* Written exercise
Rewrite every item below as a numbered list, leaving out any blank lines.

─── Material for the task

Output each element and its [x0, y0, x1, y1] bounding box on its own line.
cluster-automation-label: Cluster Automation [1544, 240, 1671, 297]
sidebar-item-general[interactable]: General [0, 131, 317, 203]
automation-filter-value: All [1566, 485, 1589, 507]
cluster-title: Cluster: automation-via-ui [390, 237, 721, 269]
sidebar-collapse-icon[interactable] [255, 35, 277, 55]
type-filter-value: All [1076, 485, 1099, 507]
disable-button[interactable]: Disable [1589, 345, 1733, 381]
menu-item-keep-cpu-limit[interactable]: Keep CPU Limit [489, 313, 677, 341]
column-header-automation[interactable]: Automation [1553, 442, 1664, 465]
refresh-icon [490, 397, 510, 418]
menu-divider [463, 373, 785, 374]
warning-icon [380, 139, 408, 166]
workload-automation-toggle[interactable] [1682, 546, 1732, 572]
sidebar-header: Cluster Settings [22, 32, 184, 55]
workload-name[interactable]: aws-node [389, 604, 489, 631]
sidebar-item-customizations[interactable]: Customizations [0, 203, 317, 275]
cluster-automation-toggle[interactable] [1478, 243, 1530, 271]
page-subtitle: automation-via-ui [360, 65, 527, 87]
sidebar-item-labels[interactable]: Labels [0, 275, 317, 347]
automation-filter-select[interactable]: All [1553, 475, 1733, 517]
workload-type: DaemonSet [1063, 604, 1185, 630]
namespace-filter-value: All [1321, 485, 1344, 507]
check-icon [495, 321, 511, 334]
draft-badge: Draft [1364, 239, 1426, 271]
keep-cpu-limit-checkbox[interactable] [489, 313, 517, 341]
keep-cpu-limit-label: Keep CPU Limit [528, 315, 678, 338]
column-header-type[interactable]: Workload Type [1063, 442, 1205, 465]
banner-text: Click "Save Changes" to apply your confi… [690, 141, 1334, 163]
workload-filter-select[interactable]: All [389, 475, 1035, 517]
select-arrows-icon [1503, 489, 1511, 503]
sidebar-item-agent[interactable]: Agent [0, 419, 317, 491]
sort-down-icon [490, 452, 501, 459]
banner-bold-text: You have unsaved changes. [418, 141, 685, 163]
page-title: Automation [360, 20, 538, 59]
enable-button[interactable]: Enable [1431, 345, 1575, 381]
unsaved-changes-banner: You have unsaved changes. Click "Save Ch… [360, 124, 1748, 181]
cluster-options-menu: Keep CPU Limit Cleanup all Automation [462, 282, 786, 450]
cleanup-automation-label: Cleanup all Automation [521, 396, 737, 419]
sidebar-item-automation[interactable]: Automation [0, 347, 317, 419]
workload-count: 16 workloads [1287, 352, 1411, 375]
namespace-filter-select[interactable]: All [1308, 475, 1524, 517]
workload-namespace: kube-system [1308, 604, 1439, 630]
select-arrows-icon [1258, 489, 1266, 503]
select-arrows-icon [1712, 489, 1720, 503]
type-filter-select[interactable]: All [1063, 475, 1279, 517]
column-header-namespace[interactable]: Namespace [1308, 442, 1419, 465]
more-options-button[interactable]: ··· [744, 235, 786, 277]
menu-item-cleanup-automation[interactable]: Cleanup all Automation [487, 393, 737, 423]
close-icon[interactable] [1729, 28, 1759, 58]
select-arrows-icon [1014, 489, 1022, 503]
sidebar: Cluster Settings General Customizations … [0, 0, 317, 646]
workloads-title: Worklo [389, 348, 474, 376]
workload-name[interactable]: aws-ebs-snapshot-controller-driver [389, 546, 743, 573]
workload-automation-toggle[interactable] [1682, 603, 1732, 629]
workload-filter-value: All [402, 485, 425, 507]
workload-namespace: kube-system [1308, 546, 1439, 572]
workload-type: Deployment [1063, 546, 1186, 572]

──────

* Answer for the task
1. Output each element and its [x0, y0, x1, y1] bounding box on its own line.
2. cluster-automation-label: Cluster Automation [1544, 240, 1671, 297]
3. sidebar-item-general[interactable]: General [0, 131, 317, 203]
4. automation-filter-value: All [1566, 485, 1589, 507]
5. cluster-title: Cluster: automation-via-ui [390, 237, 721, 269]
6. sidebar-collapse-icon[interactable] [255, 35, 277, 55]
7. type-filter-value: All [1076, 485, 1099, 507]
8. disable-button[interactable]: Disable [1589, 345, 1733, 381]
9. menu-item-keep-cpu-limit[interactable]: Keep CPU Limit [489, 313, 677, 341]
10. column-header-automation[interactable]: Automation [1553, 442, 1664, 465]
11. refresh-icon [490, 397, 510, 418]
12. menu-divider [463, 373, 785, 374]
13. warning-icon [380, 139, 408, 166]
14. workload-automation-toggle[interactable] [1682, 546, 1732, 572]
15. sidebar-header: Cluster Settings [22, 32, 184, 55]
16. workload-name[interactable]: aws-node [389, 604, 489, 631]
17. sidebar-item-customizations[interactable]: Customizations [0, 203, 317, 275]
18. cluster-automation-toggle[interactable] [1478, 243, 1530, 271]
19. page-subtitle: automation-via-ui [360, 65, 527, 87]
20. sidebar-item-labels[interactable]: Labels [0, 275, 317, 347]
21. automation-filter-select[interactable]: All [1553, 475, 1733, 517]
22. workload-type: DaemonSet [1063, 604, 1185, 630]
23. namespace-filter-value: All [1321, 485, 1344, 507]
24. check-icon [495, 321, 511, 334]
25. draft-badge: Draft [1364, 239, 1426, 271]
26. keep-cpu-limit-checkbox[interactable] [489, 313, 517, 341]
27. keep-cpu-limit-label: Keep CPU Limit [528, 315, 678, 338]
28. column-header-type[interactable]: Workload Type [1063, 442, 1205, 465]
29. banner-text: Click "Save Changes" to apply your confi… [690, 141, 1334, 163]
30. workload-filter-select[interactable]: All [389, 475, 1035, 517]
31. select-arrows-icon [1503, 489, 1511, 503]
32. sidebar-item-agent[interactable]: Agent [0, 419, 317, 491]
33. sort-down-icon [490, 452, 501, 459]
34. banner-bold-text: You have unsaved changes. [418, 141, 685, 163]
35. page-title: Automation [360, 20, 538, 59]
36. enable-button[interactable]: Enable [1431, 345, 1575, 381]
37. unsaved-changes-banner: You have unsaved changes. Click "Save Ch… [360, 124, 1748, 181]
38. cluster-options-menu: Keep CPU Limit Cleanup all Automation [462, 282, 786, 450]
39. cleanup-automation-label: Cleanup all Automation [521, 396, 737, 419]
40. sidebar-item-automation[interactable]: Automation [0, 347, 317, 419]
41. workload-count: 16 workloads [1287, 352, 1411, 375]
42. namespace-filter-select[interactable]: All [1308, 475, 1524, 517]
43. workload-namespace: kube-system [1308, 604, 1439, 630]
44. select-arrows-icon [1258, 489, 1266, 503]
45. select-arrows-icon [1712, 489, 1720, 503]
46. type-filter-select[interactable]: All [1063, 475, 1279, 517]
47. column-header-namespace[interactable]: Namespace [1308, 442, 1419, 465]
48. more-options-button[interactable]: ··· [744, 235, 786, 277]
49. menu-item-cleanup-automation[interactable]: Cleanup all Automation [487, 393, 737, 423]
50. close-icon[interactable] [1729, 28, 1759, 58]
51. select-arrows-icon [1014, 489, 1022, 503]
52. sidebar: Cluster Settings General Customizations … [0, 0, 317, 646]
53. workloads-title: Worklo [389, 348, 474, 376]
54. workload-name[interactable]: aws-ebs-snapshot-controller-driver [389, 546, 743, 573]
55. workload-automation-toggle[interactable] [1682, 603, 1732, 629]
56. workload-filter-value: All [402, 485, 425, 507]
57. workload-namespace: kube-system [1308, 546, 1439, 572]
58. workload-type: Deployment [1063, 546, 1186, 572]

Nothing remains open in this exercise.